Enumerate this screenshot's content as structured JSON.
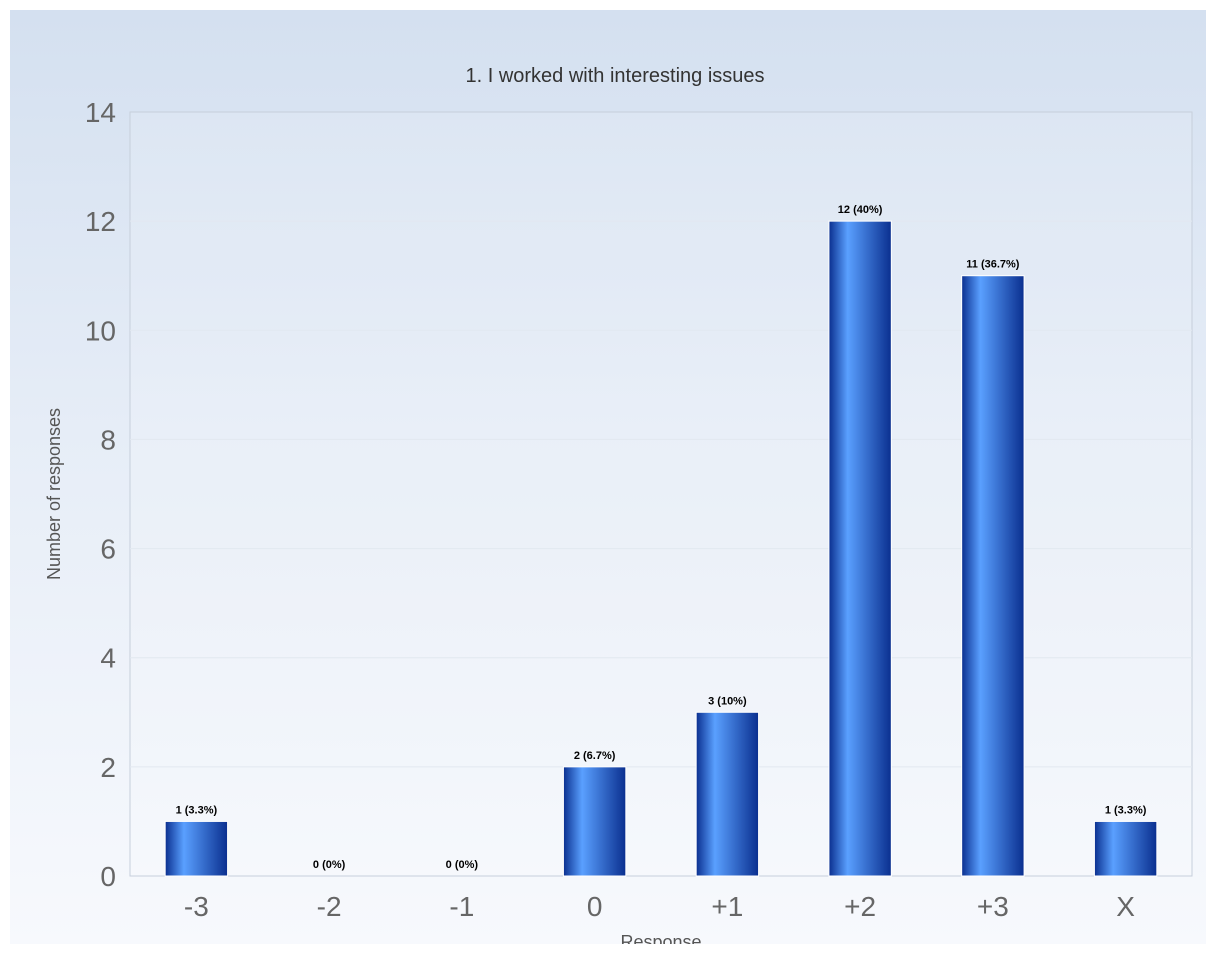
{
  "chart_data": {
    "type": "bar",
    "title": "1. I worked with interesting issues",
    "xlabel": "Response",
    "ylabel": "Number of responses",
    "categories": [
      "-3",
      "-2",
      "-1",
      "0",
      "+1",
      "+2",
      "+3",
      "X"
    ],
    "values": [
      1,
      0,
      0,
      2,
      3,
      12,
      11,
      1
    ],
    "data_labels": [
      "1 (3.3%)",
      "0 (0%)",
      "0 (0%)",
      "2 (6.7%)",
      "3 (10%)",
      "12 (40%)",
      "11 (36.7%)",
      "1 (3.3%)"
    ],
    "ylim": [
      0,
      14
    ],
    "yticks": [
      "0",
      "2",
      "4",
      "6",
      "8",
      "10",
      "12",
      "14"
    ],
    "grid": true,
    "legend": "none",
    "colors": {
      "bar_dark": "#0a2f8f",
      "bar_light": "#5aa0ff",
      "grid": "#e2e8f0",
      "plot_border": "#c6cfdb"
    }
  }
}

************

■ **What the task asks**
Transcribe the records above verbatim. Do not carry over any picture.

■ **Written response**
Enumerate this screenshot's content as structured JSON.
{
  "chart_data": {
    "type": "bar",
    "title": "1. I worked with interesting issues",
    "xlabel": "Response",
    "ylabel": "Number of responses",
    "categories": [
      "-3",
      "-2",
      "-1",
      "0",
      "+1",
      "+2",
      "+3",
      "X"
    ],
    "values": [
      1,
      0,
      0,
      2,
      3,
      12,
      11,
      1
    ],
    "data_labels": [
      "1 (3.3%)",
      "0 (0%)",
      "0 (0%)",
      "2 (6.7%)",
      "3 (10%)",
      "12 (40%)",
      "11 (36.7%)",
      "1 (3.3%)"
    ],
    "ylim": [
      0,
      14
    ],
    "yticks": [
      "0",
      "2",
      "4",
      "6",
      "8",
      "10",
      "12",
      "14"
    ],
    "grid": true,
    "legend": "none",
    "colors": {
      "bar_dark": "#0a2f8f",
      "bar_light": "#5aa0ff",
      "grid": "#e2e8f0",
      "plot_border": "#c6cfdb"
    }
  }
}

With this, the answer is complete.